Data records:
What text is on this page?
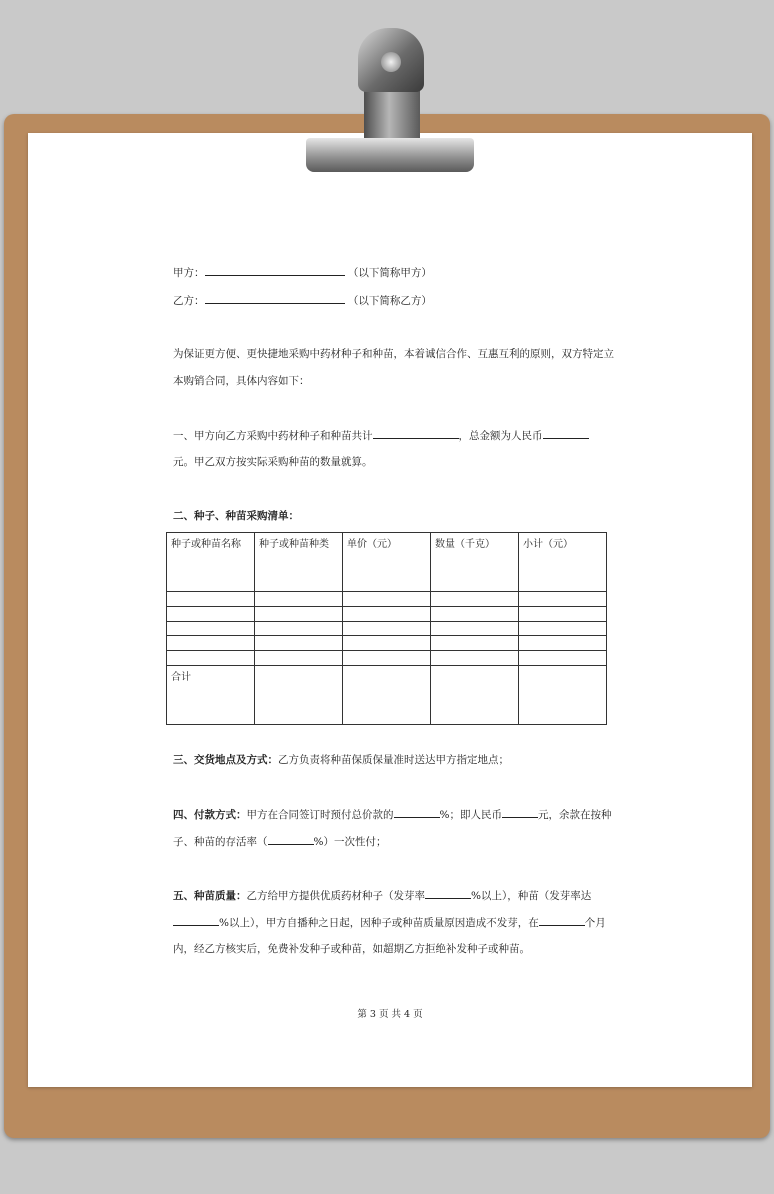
甲方：	（以下简称甲方）
乙方：	（以下简称乙方）
为保证更方便、更快捷地采购中药材种子和种苗，本着诚信合作、互惠互利的原则，双方特定立
本购销合同，具体内容如下：
一、甲方向乙方采购中药材种子和种苗共计	，总金额为人民币
元。甲乙双方按实际采购种苗的数量就算。
二、种子、种苗采购清单：
种子或种苗名称	种子或种苗种类	单价（元）	数量（千克）	小计（元）

合计				
三、交货地点及方式：乙方负责将种苗保质保量准时送达甲方指定地点；
四、付款方式：甲方在合同签订时预付总价款的	%；即人民币	元，余款在按种
子、种苗的存活率（	%）一次性付；
五、种苗质量：乙方给甲方提供优质药材种子（发芽率	%以上），种苗（发芽率达
%以上），甲方自播种之日起，因种子或种苗质量原因造成不发芽，在	个月
内，经乙方核实后，免费补发种子或种苗，如超期乙方拒绝补发种子或种苗。
第 3 页 共 4 页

• Directions for this task
Print all the records again exactly; do not include any picture.

• Final result
What text is on this page?
甲方：	（以下简称甲方）
乙方：	（以下简称乙方）
为保证更方便、更快捷地采购中药材种子和种苗，本着诚信合作、互惠互利的原则，双方特定立
本购销合同，具体内容如下：
一、甲方向乙方采购中药材种子和种苗共计	，总金额为人民币
元。甲乙双方按实际采购种苗的数量就算。
二、种子、种苗采购清单：
种子或种苗名称	种子或种苗种类	单价（元）	数量（千克）	小计（元）

合计				
三、交货地点及方式：乙方负责将种苗保质保量准时送达甲方指定地点；
四、付款方式：甲方在合同签订时预付总价款的	%；即人民币	元，余款在按种
子、种苗的存活率（	%）一次性付；
五、种苗质量：乙方给甲方提供优质药材种子（发芽率	%以上），种苗（发芽率达
%以上），甲方自播种之日起，因种子或种苗质量原因造成不发芽，在	个月
内，经乙方核实后，免费补发种子或种苗，如超期乙方拒绝补发种子或种苗。
第 3 页 共 4 页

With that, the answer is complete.